◆ **SET EXERCISE**:
Retype each entry below exactly as it stands.

Stored data entries
----------------

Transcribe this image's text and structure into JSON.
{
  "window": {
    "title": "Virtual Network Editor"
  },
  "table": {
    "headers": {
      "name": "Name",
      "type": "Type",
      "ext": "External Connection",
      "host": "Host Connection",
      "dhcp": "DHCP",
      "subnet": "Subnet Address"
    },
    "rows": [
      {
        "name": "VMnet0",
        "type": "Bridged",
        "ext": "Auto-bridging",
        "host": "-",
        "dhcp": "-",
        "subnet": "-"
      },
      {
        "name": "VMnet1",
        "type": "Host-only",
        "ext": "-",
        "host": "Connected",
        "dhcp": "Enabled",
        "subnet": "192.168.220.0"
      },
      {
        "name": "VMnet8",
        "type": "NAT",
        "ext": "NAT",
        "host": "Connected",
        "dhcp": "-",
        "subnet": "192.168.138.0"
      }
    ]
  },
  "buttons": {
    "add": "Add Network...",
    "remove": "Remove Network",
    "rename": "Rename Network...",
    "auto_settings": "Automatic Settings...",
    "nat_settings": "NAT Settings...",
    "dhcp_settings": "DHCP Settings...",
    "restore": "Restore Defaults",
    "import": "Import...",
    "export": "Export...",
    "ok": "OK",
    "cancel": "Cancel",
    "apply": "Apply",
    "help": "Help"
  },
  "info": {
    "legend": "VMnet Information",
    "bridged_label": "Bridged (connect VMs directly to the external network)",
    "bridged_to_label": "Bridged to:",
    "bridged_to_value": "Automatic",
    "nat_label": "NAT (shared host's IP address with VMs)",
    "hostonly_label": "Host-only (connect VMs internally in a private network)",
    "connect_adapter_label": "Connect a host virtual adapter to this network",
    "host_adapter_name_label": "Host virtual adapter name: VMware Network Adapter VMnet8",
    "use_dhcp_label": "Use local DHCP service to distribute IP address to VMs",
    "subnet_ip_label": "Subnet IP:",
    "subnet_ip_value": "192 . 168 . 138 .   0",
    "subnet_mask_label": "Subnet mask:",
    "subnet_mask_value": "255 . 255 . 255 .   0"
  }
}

----------------

◆ **FINAL RESULT**:
Transcribe this image's text and structure into JSON.
{
  "window": {
    "title": "Virtual Network Editor"
  },
  "table": {
    "headers": {
      "name": "Name",
      "type": "Type",
      "ext": "External Connection",
      "host": "Host Connection",
      "dhcp": "DHCP",
      "subnet": "Subnet Address"
    },
    "rows": [
      {
        "name": "VMnet0",
        "type": "Bridged",
        "ext": "Auto-bridging",
        "host": "-",
        "dhcp": "-",
        "subnet": "-"
      },
      {
        "name": "VMnet1",
        "type": "Host-only",
        "ext": "-",
        "host": "Connected",
        "dhcp": "Enabled",
        "subnet": "192.168.220.0"
      },
      {
        "name": "VMnet8",
        "type": "NAT",
        "ext": "NAT",
        "host": "Connected",
        "dhcp": "-",
        "subnet": "192.168.138.0"
      }
    ]
  },
  "buttons": {
    "add": "Add Network...",
    "remove": "Remove Network",
    "rename": "Rename Network...",
    "auto_settings": "Automatic Settings...",
    "nat_settings": "NAT Settings...",
    "dhcp_settings": "DHCP Settings...",
    "restore": "Restore Defaults",
    "import": "Import...",
    "export": "Export...",
    "ok": "OK",
    "cancel": "Cancel",
    "apply": "Apply",
    "help": "Help"
  },
  "info": {
    "legend": "VMnet Information",
    "bridged_label": "Bridged (connect VMs directly to the external network)",
    "bridged_to_label": "Bridged to:",
    "bridged_to_value": "Automatic",
    "nat_label": "NAT (shared host's IP address with VMs)",
    "hostonly_label": "Host-only (connect VMs internally in a private network)",
    "connect_adapter_label": "Connect a host virtual adapter to this network",
    "host_adapter_name_label": "Host virtual adapter name: VMware Network Adapter VMnet8",
    "use_dhcp_label": "Use local DHCP service to distribute IP address to VMs",
    "subnet_ip_label": "Subnet IP:",
    "subnet_ip_value": "192 . 168 . 138 .   0",
    "subnet_mask_label": "Subnet mask:",
    "subnet_mask_value": "255 . 255 . 255 .   0"
  }
}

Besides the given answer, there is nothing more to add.